GIVEN REQUEST
Retype exactly the line holding "Transcribe the text in this document." and each line that follows, down to the last one. Exclude pictures.

DATA ROWS
+-------+

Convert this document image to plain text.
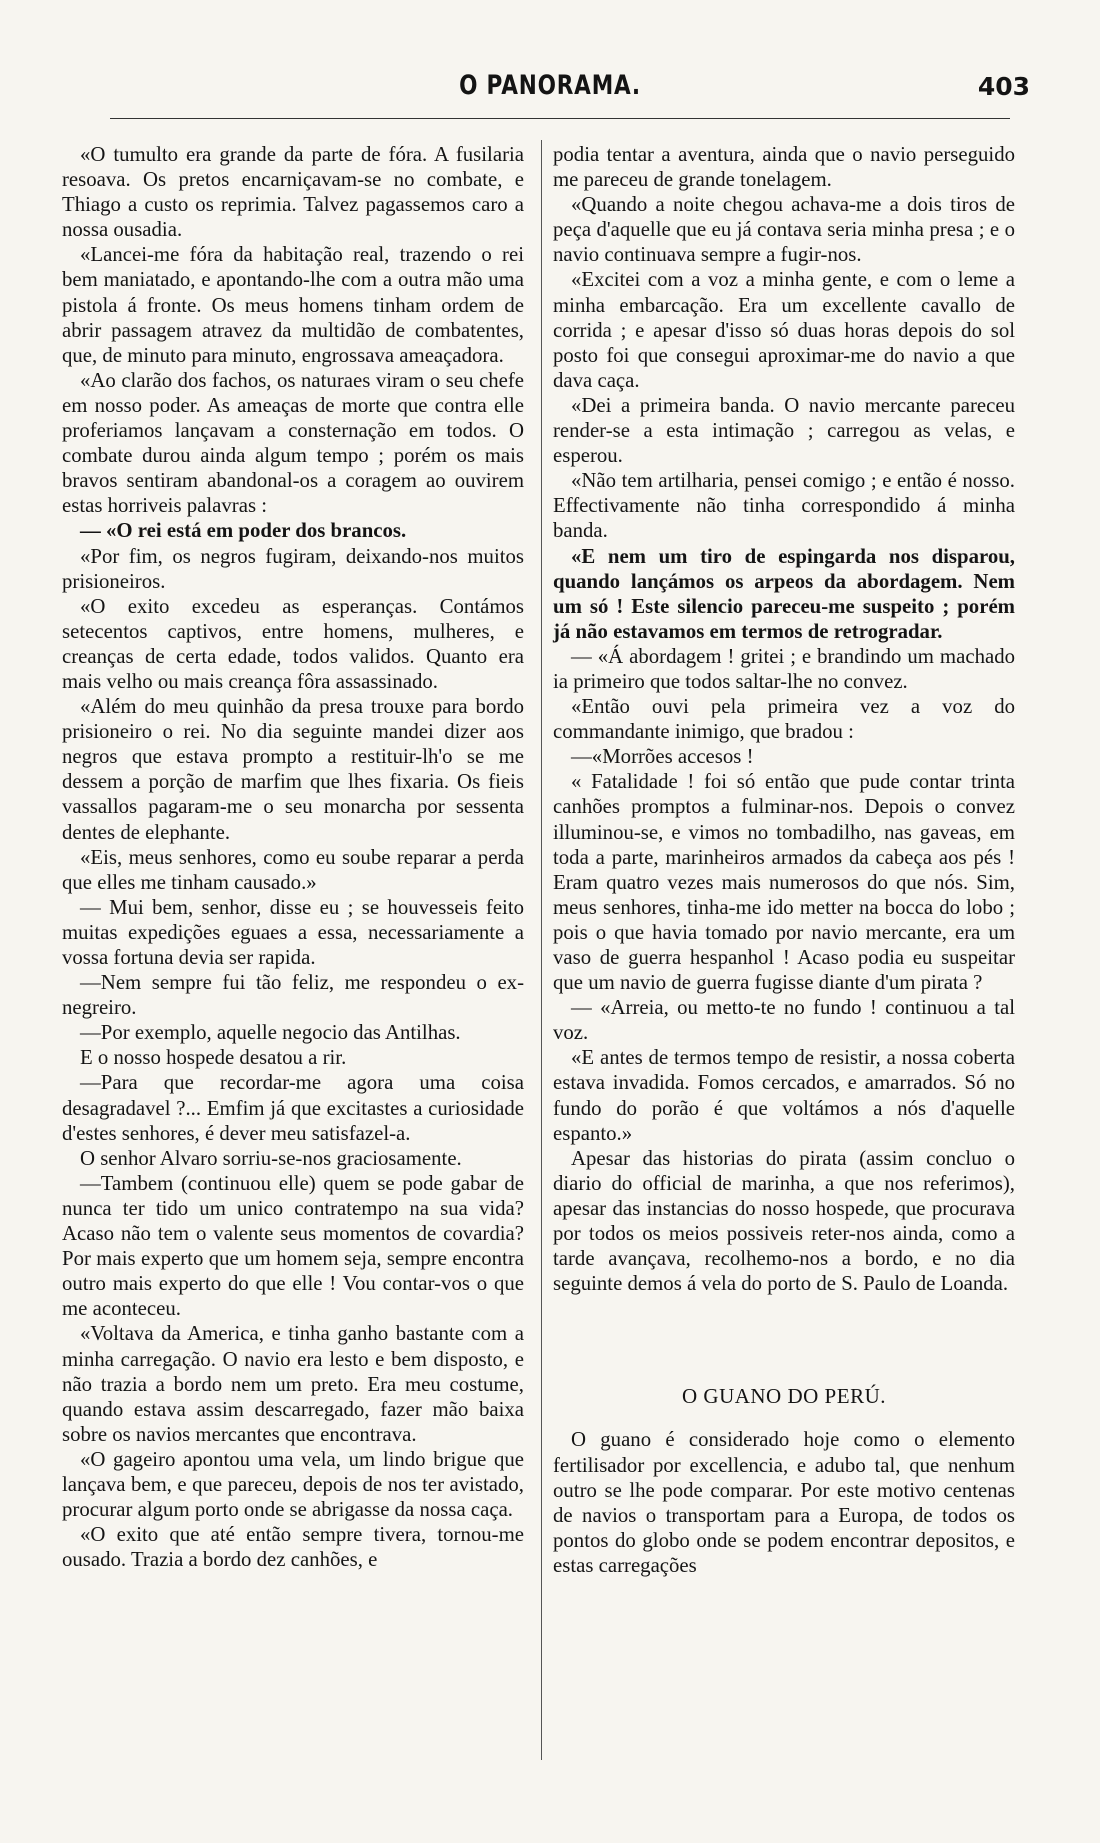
O PANORAMA.	403

«O tumulto era grande da parte de fóra. A fusilaria resoava. Os pretos encarniçavam-se no combate, e Thiago a custo os reprimia. Talvez pagassemos caro a nossa ousadia.

«Lancei-me fóra da habitação real, trazendo o rei bem maniatado, e apontando-lhe com a outra mão uma pistola á fronte. Os meus homens tinham ordem de abrir passagem atravez da multidão de combatentes, que, de minuto para minuto, engrossava ameaçadora.

«Ao clarão dos fachos, os naturaes viram o seu chefe em nosso poder. As ameaças de morte que contra elle proferiamos lançavam a consternação em todos. O combate durou ainda algum tempo ; porém os mais bravos sentiram abandonal-os a coragem ao ouvirem estas horriveis palavras :

— «O rei está em poder dos brancos.

«Por fim, os negros fugiram, deixando-nos muitos prisioneiros.

«O exito excedeu as esperanças. Contámos setecentos captivos, entre homens, mulheres, e creanças de certa edade, todos validos. Quanto era mais velho ou mais creança fôra assassinado.

«Além do meu quinhão da presa trouxe para bordo prisioneiro o rei. No dia seguinte mandei dizer aos negros que estava prompto a restituir-lh'o se me dessem a porção de marfim que lhes fixaria. Os fieis vassallos pagaram-me o seu monarcha por sessenta dentes de elephante.

«Eis, meus senhores, como eu soube reparar a perda que elles me tinham causado.»

— Mui bem, senhor, disse eu ; se houvesseis feito muitas expedições eguaes a essa, necessariamente a vossa fortuna devia ser rapida.

—Nem sempre fui tão feliz, me respondeu o ex-negreiro.

—Por exemplo, aquelle negocio das Antilhas.

E o nosso hospede desatou a rir.

—Para que recordar-me agora uma coisa desagradavel ?... Emfim já que excitastes a curiosidade d'estes senhores, é dever meu satisfazel-a.

O senhor Alvaro sorriu-se-nos graciosamente.

—Tambem (continuou elle) quem se pode gabar de nunca ter tido um unico contratempo na sua vida? Acaso não tem o valente seus momentos de covardia? Por mais experto que um homem seja, sempre encontra outro mais experto do que elle ! Vou contar-vos o que me aconteceu.

«Voltava da America, e tinha ganho bastante com a minha carregação. O navio era lesto e bem disposto, e não trazia a bordo nem um preto. Era meu costume, quando estava assim descarregado, fazer mão baixa sobre os navios mercantes que encontrava.

«O gageiro apontou uma vela, um lindo brigue que lançava bem, e que pareceu, depois de nos ter avistado, procurar algum porto onde se abrigasse da nossa caça.

«O exito que até então sempre tivera, tornou-me ousado. Trazia a bordo dez canhões, e

podia tentar a aventura, ainda que o navio perseguido me pareceu de grande tonelagem.

«Quando a noite chegou achava-me a dois tiros de peça d'aquelle que eu já contava seria minha presa ; e o navio continuava sempre a fugir-nos.

«Excitei com a voz a minha gente, e com o leme a minha embarcação. Era um excellente cavallo de corrida ; e apesar d'isso só duas horas depois do sol posto foi que consegui aproximar-me do navio a que dava caça.

«Dei a primeira banda. O navio mercante pareceu render-se a esta intimação ; carregou as velas, e esperou.

«Não tem artilharia, pensei comigo ; e então é nosso. Effectivamente não tinha correspondido á minha banda.

«E nem um tiro de espingarda nos disparou, quando lançámos os arpeos da abordagem. Nem um só ! Este silencio pareceu-me suspeito ; porém já não estavamos em termos de retrogradar.

— «Á abordagem ! gritei ; e brandindo um machado ia primeiro que todos saltar-lhe no convez.

«Então ouvi pela primeira vez a voz do commandante inimigo, que bradou :

—«Morrões accesos !

« Fatalidade ! foi só então que pude contar trinta canhões promptos a fulminar-nos. Depois o convez illuminou-se, e vimos no tombadilho, nas gaveas, em toda a parte, marinheiros armados da cabeça aos pés ! Eram quatro vezes mais numerosos do que nós. Sim, meus senhores, tinha-me ido metter na bocca do lobo ; pois o que havia tomado por navio mercante, era um vaso de guerra hespanhol ! Acaso podia eu suspeitar que um navio de guerra fugisse diante d'um pirata ?

— «Arreia, ou metto-te no fundo ! continuou a tal voz.

«E antes de termos tempo de resistir, a nossa coberta estava invadida. Fomos cercados, e amarrados. Só no fundo do porão é que voltámos a nós d'aquelle espanto.»

Apesar das historias do pirata (assim concluo o diario do official de marinha, a que nos referimos), apesar das instancias do nosso hospede, que procurava por todos os meios possiveis reter-nos ainda, como a tarde avançava, recolhemo-nos a bordo, e no dia seguinte demos á vela do porto de S. Paulo de Loanda.

O GUANO DO PERÚ.

O guano é considerado hoje como o elemento fertilisador por excellencia, e adubo tal, que nenhum outro se lhe pode comparar. Por este motivo centenas de navios o transportam para a Europa, de todos os pontos do globo onde se podem encontrar depositos, e estas carregações
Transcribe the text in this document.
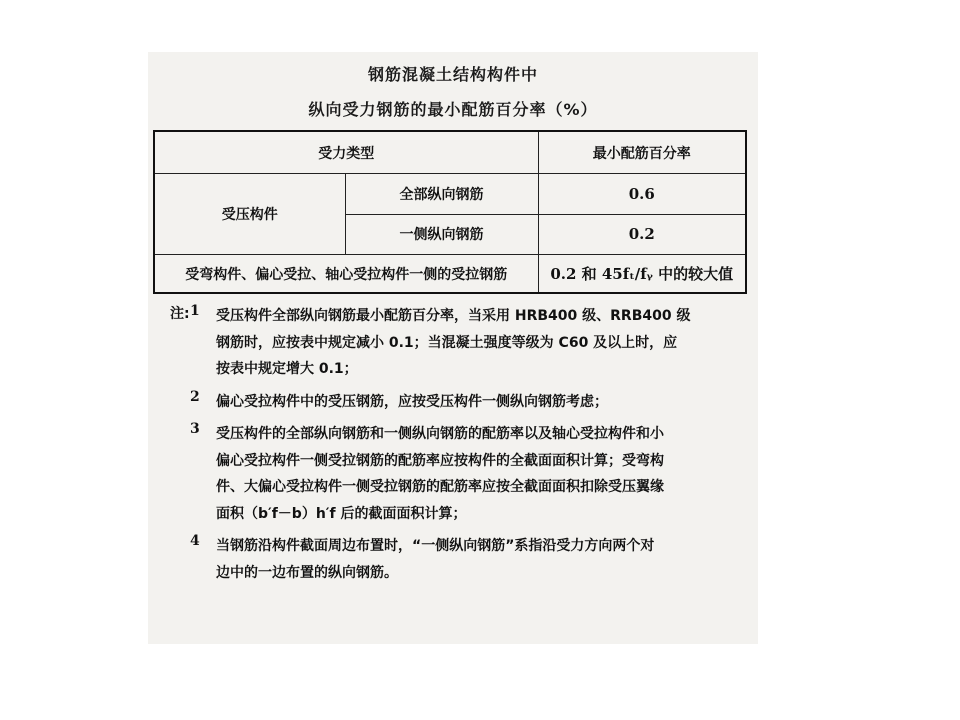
钢筋混凝土结构构件中
纵向受力钢筋的最小配筋百分率（%）
受力类型		最小配筋百分率
受压构件	全部纵向钢筋	0.6
	一侧纵向钢筋	0.2
受弯构件、偏心受拉、轴心受拉构件一侧的受拉钢筋		0.2 和 45fₜ/fᵧ 中的较大值
注: 1	受压构件全部纵向钢筋最小配筋百分率，当采用 HRB400 级、RRB400 级
钢筋时，应按表中规定减小 0.1；当混凝土强度等级为 C60 及以上时，应
按表中规定增大 0.1；
2	偏心受拉构件中的受压钢筋，应按受压构件一侧纵向钢筋考虑；
3	受压构件的全部纵向钢筋和一侧纵向钢筋的配筋率以及轴心受拉构件和小
偏心受拉构件一侧受拉钢筋的配筋率应按构件的全截面面积计算；受弯构
件、大偏心受拉构件一侧受拉钢筋的配筋率应按全截面面积扣除受压翼缘
面积（b′f－b）h′f 后的截面面积计算；
4	当钢筋沿构件截面周边布置时，“一侧纵向钢筋”系指沿受力方向两个对
边中的一边布置的纵向钢筋。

+-------+

RESPONSE TO THE TASK
Transcribe the text in this document.
钢筋混凝土结构构件中
纵向受力钢筋的最小配筋百分率（%）
受力类型		最小配筋百分率
受压构件	全部纵向钢筋	0.6
	一侧纵向钢筋	0.2
受弯构件、偏心受拉、轴心受拉构件一侧的受拉钢筋		0.2 和 45fₜ/fᵧ 中的较大值
注: 1	受压构件全部纵向钢筋最小配筋百分率，当采用 HRB400 级、RRB400 级
钢筋时，应按表中规定减小 0.1；当混凝土强度等级为 C60 及以上时，应
按表中规定增大 0.1；
2	偏心受拉构件中的受压钢筋，应按受压构件一侧纵向钢筋考虑；
3	受压构件的全部纵向钢筋和一侧纵向钢筋的配筋率以及轴心受拉构件和小
偏心受拉构件一侧受拉钢筋的配筋率应按构件的全截面面积计算；受弯构
件、大偏心受拉构件一侧受拉钢筋的配筋率应按全截面面积扣除受压翼缘
面积（b′f－b）h′f 后的截面面积计算；
4	当钢筋沿构件截面周边布置时，“一侧纵向钢筋”系指沿受力方向两个对
边中的一边布置的纵向钢筋。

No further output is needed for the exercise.